# Supplied entries:
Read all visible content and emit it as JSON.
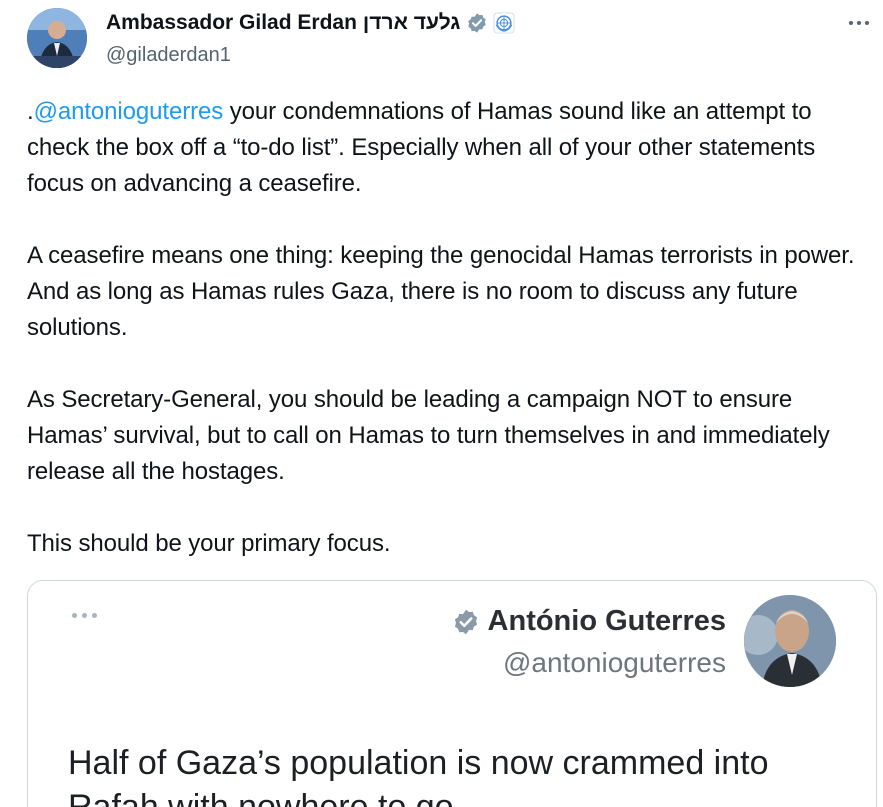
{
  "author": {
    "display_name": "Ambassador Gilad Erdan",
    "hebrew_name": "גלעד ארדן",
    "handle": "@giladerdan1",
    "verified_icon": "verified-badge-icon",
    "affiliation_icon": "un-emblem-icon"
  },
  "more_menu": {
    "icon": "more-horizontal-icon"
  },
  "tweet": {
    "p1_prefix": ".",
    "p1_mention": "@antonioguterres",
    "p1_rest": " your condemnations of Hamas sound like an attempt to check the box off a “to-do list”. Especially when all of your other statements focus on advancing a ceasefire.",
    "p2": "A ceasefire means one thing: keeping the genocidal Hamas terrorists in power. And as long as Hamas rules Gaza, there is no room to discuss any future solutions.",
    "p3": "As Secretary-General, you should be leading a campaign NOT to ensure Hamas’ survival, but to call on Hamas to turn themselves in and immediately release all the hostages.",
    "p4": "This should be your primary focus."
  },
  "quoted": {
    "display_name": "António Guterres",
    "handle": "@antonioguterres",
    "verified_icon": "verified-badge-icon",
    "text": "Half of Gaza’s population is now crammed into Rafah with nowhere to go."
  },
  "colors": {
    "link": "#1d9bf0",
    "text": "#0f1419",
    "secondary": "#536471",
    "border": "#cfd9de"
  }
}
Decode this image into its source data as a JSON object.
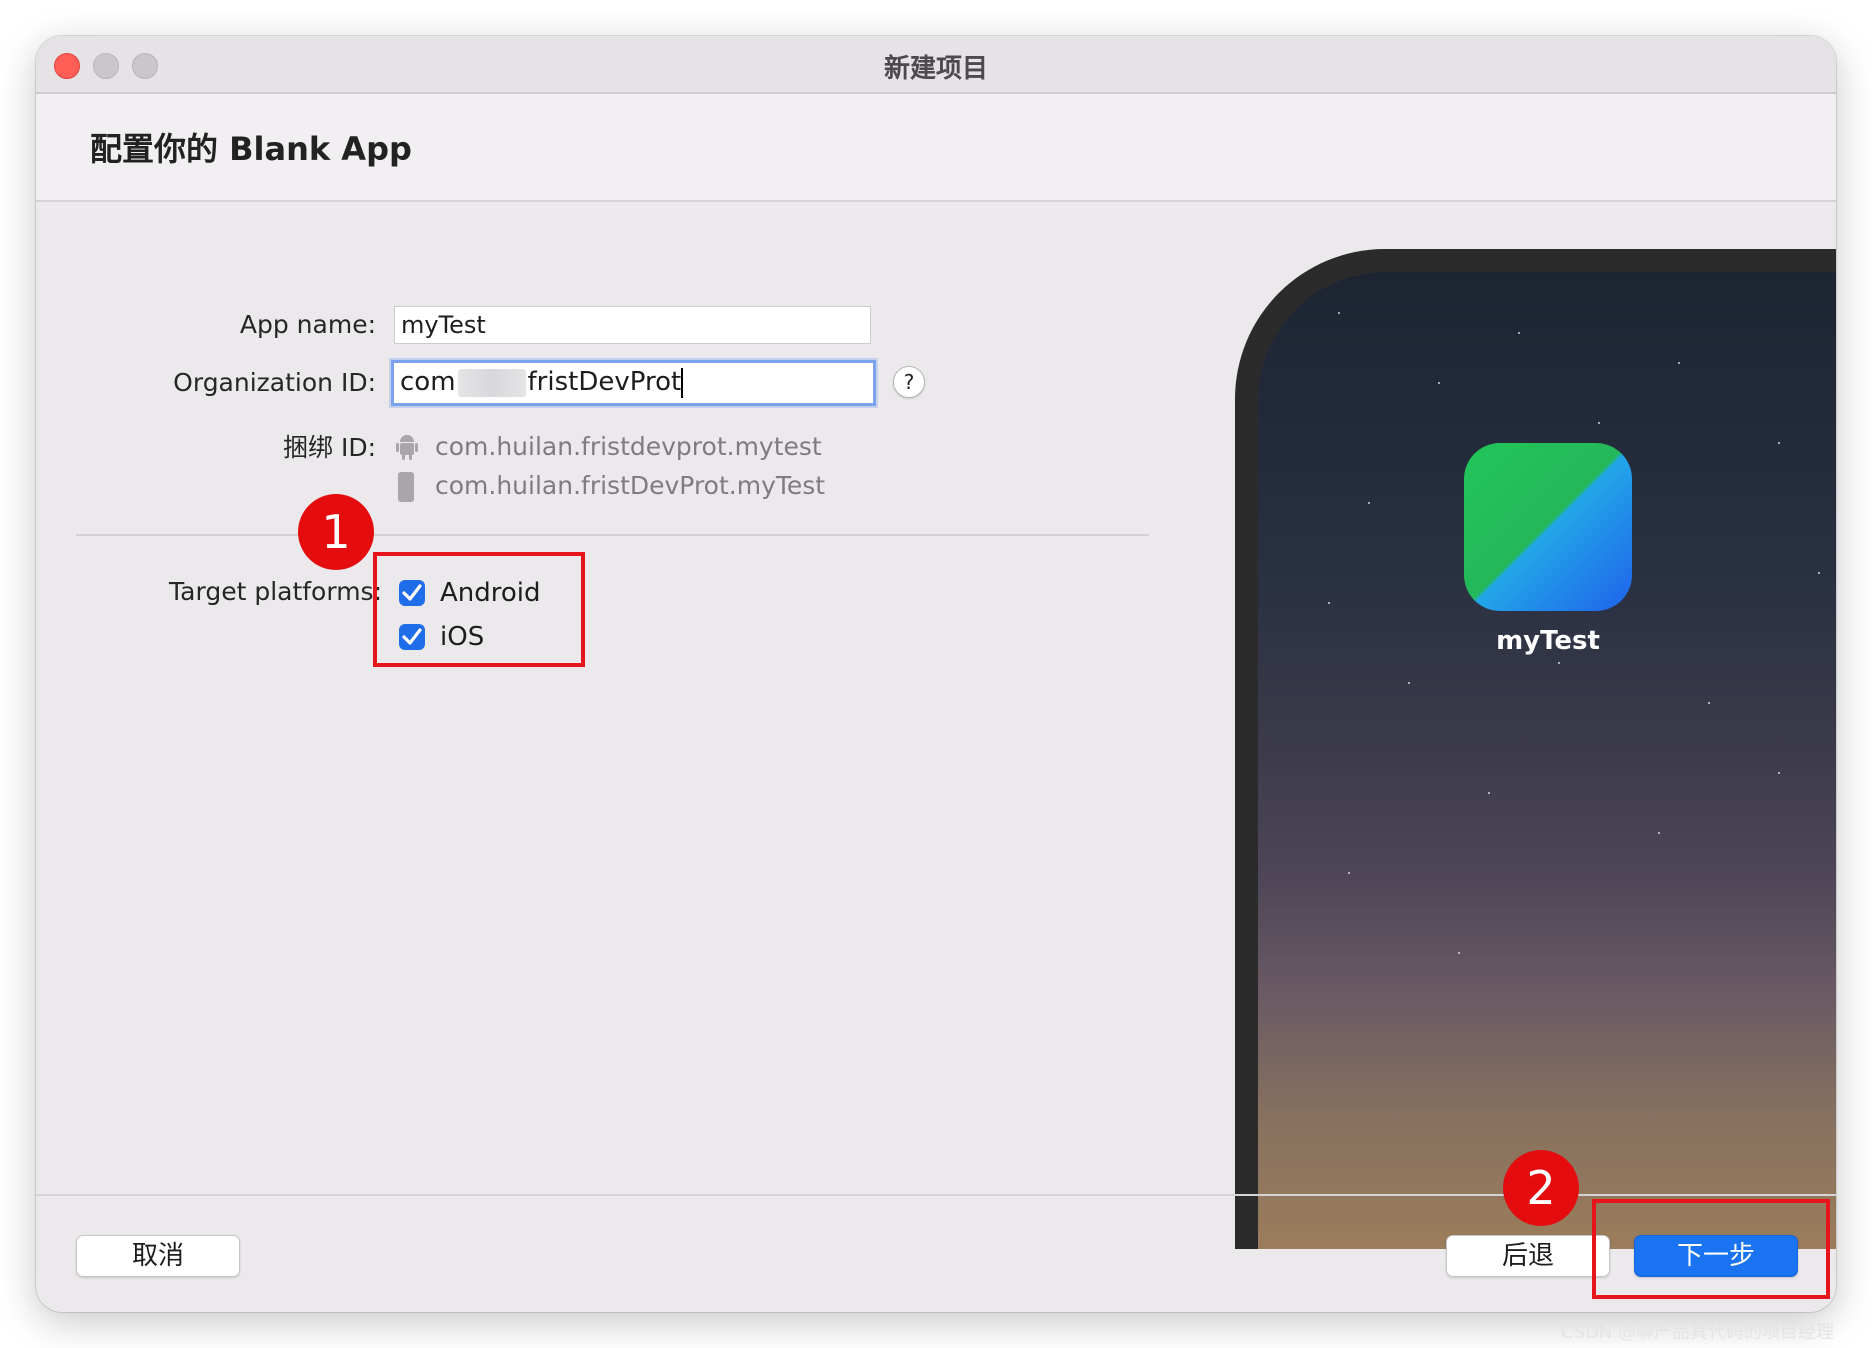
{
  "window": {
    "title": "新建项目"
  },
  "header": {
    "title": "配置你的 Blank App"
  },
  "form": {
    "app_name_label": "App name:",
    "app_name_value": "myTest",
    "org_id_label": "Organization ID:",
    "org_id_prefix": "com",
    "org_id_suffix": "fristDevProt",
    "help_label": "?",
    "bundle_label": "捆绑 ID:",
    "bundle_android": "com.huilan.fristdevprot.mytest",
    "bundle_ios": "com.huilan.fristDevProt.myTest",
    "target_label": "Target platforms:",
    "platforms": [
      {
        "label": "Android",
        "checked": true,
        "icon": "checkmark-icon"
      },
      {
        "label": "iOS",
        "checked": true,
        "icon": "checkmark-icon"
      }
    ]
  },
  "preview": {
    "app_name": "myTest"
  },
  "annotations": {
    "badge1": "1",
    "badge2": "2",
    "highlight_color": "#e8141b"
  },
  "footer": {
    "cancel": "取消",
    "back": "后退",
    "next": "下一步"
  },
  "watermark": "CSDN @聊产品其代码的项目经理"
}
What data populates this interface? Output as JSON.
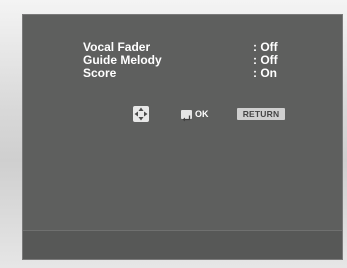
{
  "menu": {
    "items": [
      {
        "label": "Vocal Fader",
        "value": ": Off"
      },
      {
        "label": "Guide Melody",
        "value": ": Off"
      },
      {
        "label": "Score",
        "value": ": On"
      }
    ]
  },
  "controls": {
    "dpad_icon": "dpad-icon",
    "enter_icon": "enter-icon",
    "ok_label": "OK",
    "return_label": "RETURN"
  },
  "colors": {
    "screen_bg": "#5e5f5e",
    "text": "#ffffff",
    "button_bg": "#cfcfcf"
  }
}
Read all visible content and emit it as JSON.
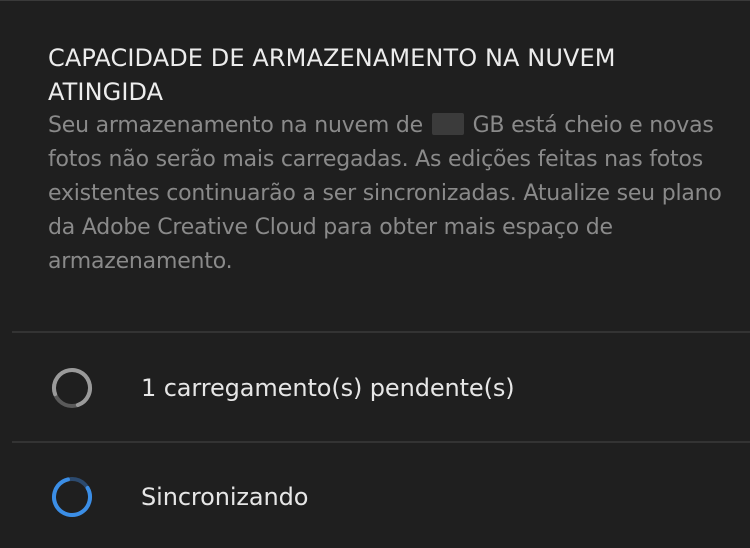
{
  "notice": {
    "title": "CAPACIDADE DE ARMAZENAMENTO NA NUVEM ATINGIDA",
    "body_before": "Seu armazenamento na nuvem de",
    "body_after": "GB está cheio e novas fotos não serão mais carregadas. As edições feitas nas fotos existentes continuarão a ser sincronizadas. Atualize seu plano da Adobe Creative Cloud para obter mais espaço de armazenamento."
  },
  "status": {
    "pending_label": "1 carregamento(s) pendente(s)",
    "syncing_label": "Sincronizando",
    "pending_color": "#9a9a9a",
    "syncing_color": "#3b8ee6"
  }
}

# What the task asks:
In the records above, how many lines hold the string "antonioguterres"? Reply with only the number.

# Output:
2